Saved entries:

[start]

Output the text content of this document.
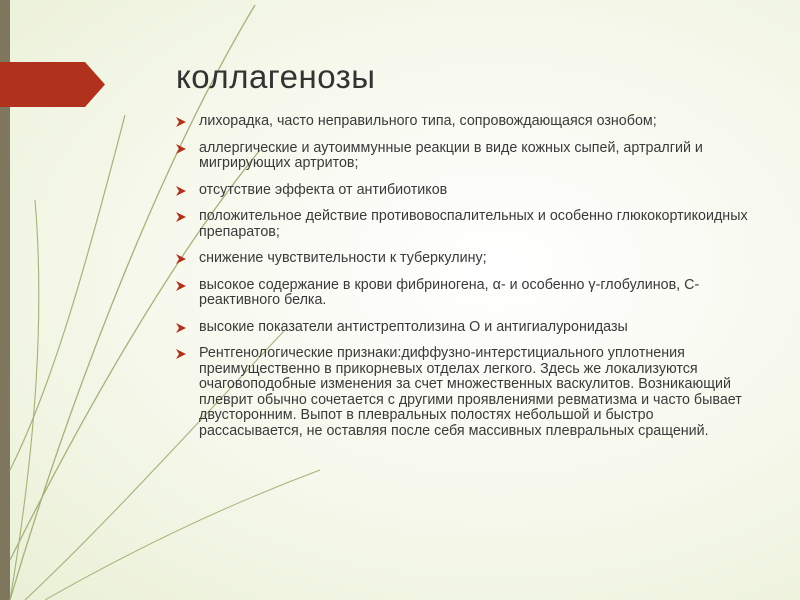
коллагенозы
лихорадка, часто неправильного типа, сопровождающаяся ознобом;
аллергические и аутоиммунные реакции в виде кожных сыпей, артралгий и мигрирующих артритов;
отсутствие эффекта от антибиотиков
положительное действие противовоспалительных и особенно глюкокортикоидных препаратов;
снижение чувствительности к туберкулину;
высокое содержание в крови фибриногена, α- и особенно γ-глобулинов, С-реактивного белка.
высокие показатели антистрептолизина О и антигиалуронидазы
Рентгенологические признаки:диффузно-интерстициального уплотнения преимущественно в прикорневых отделах легкого. Здесь же локализуются очаговоподобные изменения за счет множественных васкулитов. Возникающий плеврит обычно сочетается с другими проявлениями ревматизма и часто бывает двусторонним. Выпот в плевральных полостях небольшой и быстро рассасывается, не оставляя после себя массивных плевральных сращений.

[end]

▶ **PROBLEM TO SOLVE**
Output every entry exactly as given; pictures are not part of the copy.

▶ **EXERCISE RESPONSE**
Output the text content of this document.
коллагенозы
лихорадка, часто неправильного типа, сопровождающаяся ознобом;
аллергические и аутоиммунные реакции в виде кожных сыпей, артралгий и мигрирующих артритов;
отсутствие эффекта от антибиотиков
положительное действие противовоспалительных и особенно глюкокортикоидных препаратов;
снижение чувствительности к туберкулину;
высокое содержание в крови фибриногена, α- и особенно γ-глобулинов, С-реактивного белка.
высокие показатели антистрептолизина О и антигиалуронидазы
Рентгенологические признаки:диффузно-интерстициального уплотнения преимущественно в прикорневых отделах легкого. Здесь же локализуются очаговоподобные изменения за счет множественных васкулитов. Возникающий плеврит обычно сочетается с другими проявлениями ревматизма и часто бывает двусторонним. Выпот в плевральных полостях небольшой и быстро рассасывается, не оставляя после себя массивных плевральных сращений.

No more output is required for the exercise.